**Consignes:**
**A.** Dans le récit de la soirée lycéenne, quel âge avait la personne qui raconte à cette époque ?
**B.** Poursuivez le récit de la soirée lycéenne à partir de sa dernière phrase.

Ma première rencontre avec L remonte à mon année de première au lycée. Un samedi, après avoir passé une bonne partie de ma soirée chez N, je m’étais rendu, avec un camarade, à une sauterie se déroulant sur la ***. Descendant à un arrêt de bus dont nous ne connaissions que le nom, nous parvînmes à retrouver notre correspondante sur place, une jeune fille charmante, et surtout charmée par mon compagnon de vadrouille.

Alors que nous débarquions sur les restes encore fumant d’une orgie lycéenne, ma fibre sociale se révéla. Trois jeunes filles qui avaient l’air de me connaître vinrent se présenter. A, une petite fraicheur dans un corps de polio, B, une fille qui ne m’aurait pas fait lever les yeux si je l’avais croisée dans la rue, et L, ravissante et légère…
Soucieux de la réciprocité à établir entre moi et ces trois inconnues, je décidai de faire leur connaissance. Tout ce qu’elles savaient de moi se résumait au lieu de mes études et à quelques bruits courant dans les couloirs. L me fit le récit de sa soirée, et l’inventaire de ses découvertes alcoolisées. Cette description me fit l’effet d’un repoussant, elle était décidément bien trop légère. Je fis alors à voix haute le seul constat valable, c’était une Bibbbiiiiaaatchh! Je n’avais à cette époque que 15ans, maman inquiète, vint me chercher en voiture. J’offris alors à mon camarade de le ramener, voyant qu’L serait contrainte de rentrer à pied chez elle, ce qui représentait dans son état, une marche incertaine d’une petite heure au milieu de la nuit, nous l’emmenâmes avec nous. Dans la voiture, elle était incapable de se contenir, riait niaisement à chaque mot échangé avec maman. La légèreté n’était pas de ces traits qui me rebutent durablement, mais tout de même, un minimum de tenue devant un parent m’aurait paru appréciable. Maman a la fibre instigatrice, mais quand elle soupçonne quelqu’un d’être diminué, elle sait se montrer compréhensible, quitte à m’en faire la remarque après.

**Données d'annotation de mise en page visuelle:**
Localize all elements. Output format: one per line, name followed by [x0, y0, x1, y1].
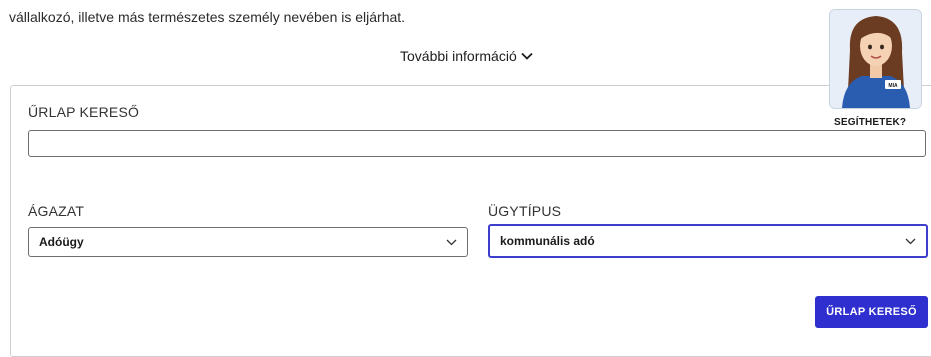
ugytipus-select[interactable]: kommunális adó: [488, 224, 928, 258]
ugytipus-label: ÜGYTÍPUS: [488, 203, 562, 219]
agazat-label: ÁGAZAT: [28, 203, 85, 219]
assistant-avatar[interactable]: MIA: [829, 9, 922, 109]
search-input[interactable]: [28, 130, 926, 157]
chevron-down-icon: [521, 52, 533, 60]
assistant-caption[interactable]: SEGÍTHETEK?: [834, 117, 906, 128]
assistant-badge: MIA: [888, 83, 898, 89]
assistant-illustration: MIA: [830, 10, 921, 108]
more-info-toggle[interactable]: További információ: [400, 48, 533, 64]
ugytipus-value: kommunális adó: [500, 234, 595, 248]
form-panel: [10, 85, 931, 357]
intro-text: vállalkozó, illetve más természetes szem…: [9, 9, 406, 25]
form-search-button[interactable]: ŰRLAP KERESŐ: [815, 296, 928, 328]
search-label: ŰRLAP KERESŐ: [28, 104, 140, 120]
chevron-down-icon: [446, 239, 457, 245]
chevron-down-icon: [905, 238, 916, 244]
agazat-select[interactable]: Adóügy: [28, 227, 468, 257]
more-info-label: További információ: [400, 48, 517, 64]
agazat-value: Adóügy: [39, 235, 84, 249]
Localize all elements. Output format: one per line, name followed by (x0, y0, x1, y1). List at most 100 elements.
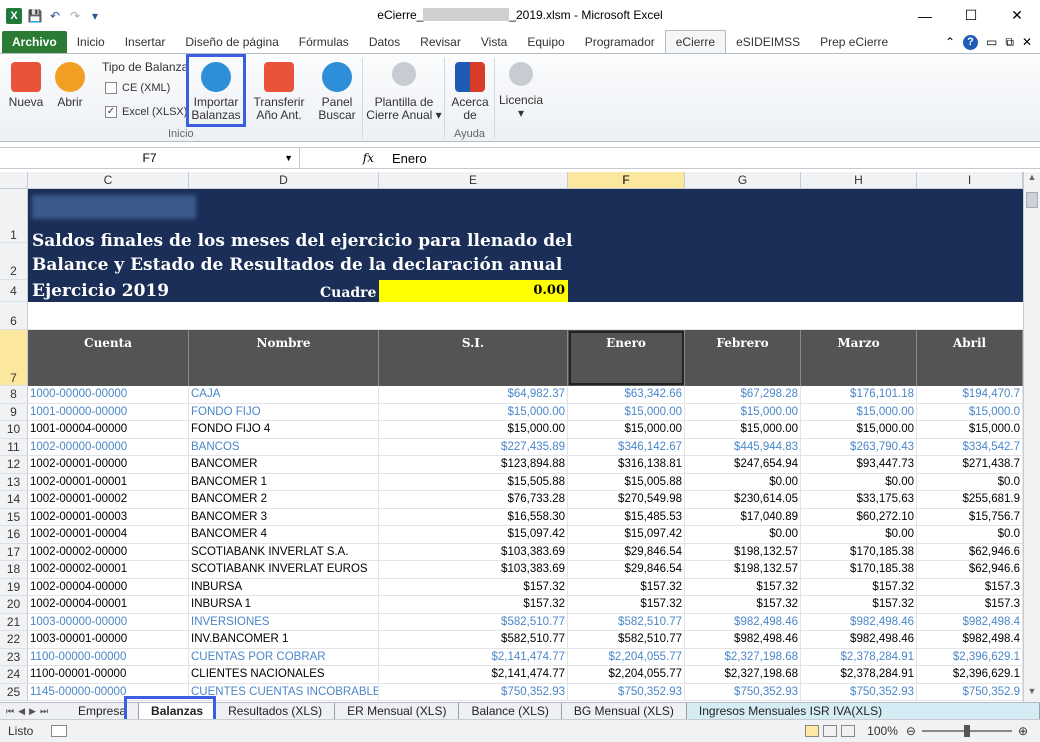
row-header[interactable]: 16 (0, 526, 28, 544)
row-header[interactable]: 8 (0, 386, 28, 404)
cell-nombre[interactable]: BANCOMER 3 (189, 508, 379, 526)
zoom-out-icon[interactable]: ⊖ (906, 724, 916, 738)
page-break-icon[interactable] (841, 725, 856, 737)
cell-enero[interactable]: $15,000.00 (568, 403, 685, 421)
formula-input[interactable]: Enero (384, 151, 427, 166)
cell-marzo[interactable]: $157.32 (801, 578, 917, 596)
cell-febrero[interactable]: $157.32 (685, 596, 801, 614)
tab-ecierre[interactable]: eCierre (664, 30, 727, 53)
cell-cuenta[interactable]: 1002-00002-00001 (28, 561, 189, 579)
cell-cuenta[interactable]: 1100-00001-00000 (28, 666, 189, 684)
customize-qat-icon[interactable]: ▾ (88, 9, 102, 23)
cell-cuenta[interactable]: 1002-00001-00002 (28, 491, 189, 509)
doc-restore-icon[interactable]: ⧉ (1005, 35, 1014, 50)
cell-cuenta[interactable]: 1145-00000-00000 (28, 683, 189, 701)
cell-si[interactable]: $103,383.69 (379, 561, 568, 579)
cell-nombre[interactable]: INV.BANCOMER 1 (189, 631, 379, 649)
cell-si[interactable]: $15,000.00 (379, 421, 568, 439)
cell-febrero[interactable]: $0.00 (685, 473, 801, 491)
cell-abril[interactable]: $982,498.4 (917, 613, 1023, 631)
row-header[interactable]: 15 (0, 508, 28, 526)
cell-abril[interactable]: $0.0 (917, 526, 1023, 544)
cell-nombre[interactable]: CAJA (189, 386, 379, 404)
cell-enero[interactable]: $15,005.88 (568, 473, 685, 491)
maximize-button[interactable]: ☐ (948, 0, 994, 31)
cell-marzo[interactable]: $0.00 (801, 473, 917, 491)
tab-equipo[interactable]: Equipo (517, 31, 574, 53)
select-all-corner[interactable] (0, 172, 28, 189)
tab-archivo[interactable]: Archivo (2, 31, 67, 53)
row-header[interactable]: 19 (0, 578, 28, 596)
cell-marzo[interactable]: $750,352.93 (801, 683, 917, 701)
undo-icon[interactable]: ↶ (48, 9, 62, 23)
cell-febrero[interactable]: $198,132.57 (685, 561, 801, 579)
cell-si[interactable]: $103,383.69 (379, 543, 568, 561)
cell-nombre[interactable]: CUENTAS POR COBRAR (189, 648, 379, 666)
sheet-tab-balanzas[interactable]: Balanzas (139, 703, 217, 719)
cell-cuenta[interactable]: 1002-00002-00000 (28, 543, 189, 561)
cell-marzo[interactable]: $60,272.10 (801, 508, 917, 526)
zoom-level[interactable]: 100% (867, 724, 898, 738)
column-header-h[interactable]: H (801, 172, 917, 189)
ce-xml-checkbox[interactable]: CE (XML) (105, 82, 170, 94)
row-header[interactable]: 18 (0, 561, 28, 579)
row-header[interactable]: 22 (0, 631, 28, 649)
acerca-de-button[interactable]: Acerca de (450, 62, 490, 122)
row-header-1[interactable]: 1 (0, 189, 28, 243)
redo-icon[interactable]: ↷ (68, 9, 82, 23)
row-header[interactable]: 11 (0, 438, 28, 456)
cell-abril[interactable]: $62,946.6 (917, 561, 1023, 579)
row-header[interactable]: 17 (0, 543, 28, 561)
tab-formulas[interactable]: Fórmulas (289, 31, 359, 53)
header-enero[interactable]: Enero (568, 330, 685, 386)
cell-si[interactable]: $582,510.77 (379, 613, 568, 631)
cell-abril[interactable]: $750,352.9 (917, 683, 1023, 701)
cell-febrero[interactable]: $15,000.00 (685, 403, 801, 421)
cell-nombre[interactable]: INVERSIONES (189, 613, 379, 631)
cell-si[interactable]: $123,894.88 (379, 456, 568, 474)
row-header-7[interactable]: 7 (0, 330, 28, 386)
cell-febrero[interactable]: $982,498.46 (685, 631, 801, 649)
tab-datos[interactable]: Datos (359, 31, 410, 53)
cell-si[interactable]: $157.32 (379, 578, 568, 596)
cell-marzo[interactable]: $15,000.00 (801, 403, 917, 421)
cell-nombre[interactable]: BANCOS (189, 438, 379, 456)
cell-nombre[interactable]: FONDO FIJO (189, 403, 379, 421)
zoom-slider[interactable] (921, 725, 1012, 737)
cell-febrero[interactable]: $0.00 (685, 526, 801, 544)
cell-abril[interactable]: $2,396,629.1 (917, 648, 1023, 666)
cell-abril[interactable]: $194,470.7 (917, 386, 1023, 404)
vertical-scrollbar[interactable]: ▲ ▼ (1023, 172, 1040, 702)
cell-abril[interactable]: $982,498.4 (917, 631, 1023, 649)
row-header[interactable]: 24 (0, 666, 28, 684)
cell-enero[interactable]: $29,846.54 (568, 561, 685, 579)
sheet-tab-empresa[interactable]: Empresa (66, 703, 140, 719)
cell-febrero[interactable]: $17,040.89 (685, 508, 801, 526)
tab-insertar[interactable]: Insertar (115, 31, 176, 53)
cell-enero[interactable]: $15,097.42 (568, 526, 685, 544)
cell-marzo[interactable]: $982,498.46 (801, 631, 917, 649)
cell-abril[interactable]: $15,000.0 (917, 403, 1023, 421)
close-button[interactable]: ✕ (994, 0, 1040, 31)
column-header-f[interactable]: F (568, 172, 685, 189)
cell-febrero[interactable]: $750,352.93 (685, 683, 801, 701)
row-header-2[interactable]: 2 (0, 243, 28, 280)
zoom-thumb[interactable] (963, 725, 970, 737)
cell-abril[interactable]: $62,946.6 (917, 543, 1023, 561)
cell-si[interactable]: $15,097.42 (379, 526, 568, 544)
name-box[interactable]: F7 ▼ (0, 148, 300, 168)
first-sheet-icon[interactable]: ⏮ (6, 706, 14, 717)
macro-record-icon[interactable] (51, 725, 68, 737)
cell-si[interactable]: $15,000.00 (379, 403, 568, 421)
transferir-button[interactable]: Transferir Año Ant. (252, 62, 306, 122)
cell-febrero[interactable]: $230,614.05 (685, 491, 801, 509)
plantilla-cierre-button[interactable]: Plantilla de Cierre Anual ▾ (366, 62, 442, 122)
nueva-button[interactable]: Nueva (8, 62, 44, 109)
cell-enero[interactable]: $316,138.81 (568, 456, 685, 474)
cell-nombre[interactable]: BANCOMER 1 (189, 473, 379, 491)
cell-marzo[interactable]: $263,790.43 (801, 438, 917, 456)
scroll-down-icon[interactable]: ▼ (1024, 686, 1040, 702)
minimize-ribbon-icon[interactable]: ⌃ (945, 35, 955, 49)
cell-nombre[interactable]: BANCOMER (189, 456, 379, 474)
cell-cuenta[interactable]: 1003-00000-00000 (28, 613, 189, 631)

**Réponses:**
**A.** Quinze ans.

**B.**
Après avoir raccompagné L jusqu’à sa porte nous rentrâmes. C’était une soirée agréable, pour un moindre coût temporel, j’avais fait la découverte de cette clique que l’on nomma les pubères !

Je n’entretenais aucunement mes relations avec ces nouvelles connaissances, elles n’étaient généralement que des petites pouffes sans intérêts, le genre de filles à s’offusquer si on omettait de leur faire la bise un matin. Il y avait cependant L, pendant deux semaines, à chaque fois que je la croisais elle s’écriait qu’elle était ma biatch, jusqu’à ce que qu’un jour elle me traite de connard. Quelqu’un lui avait donné la signification de « biatch ». Elle me le pardonna bien vite, je mis alors la légèreté dont elle m’avait tant fait la démonstration sur le coup de son ignorance linguistique.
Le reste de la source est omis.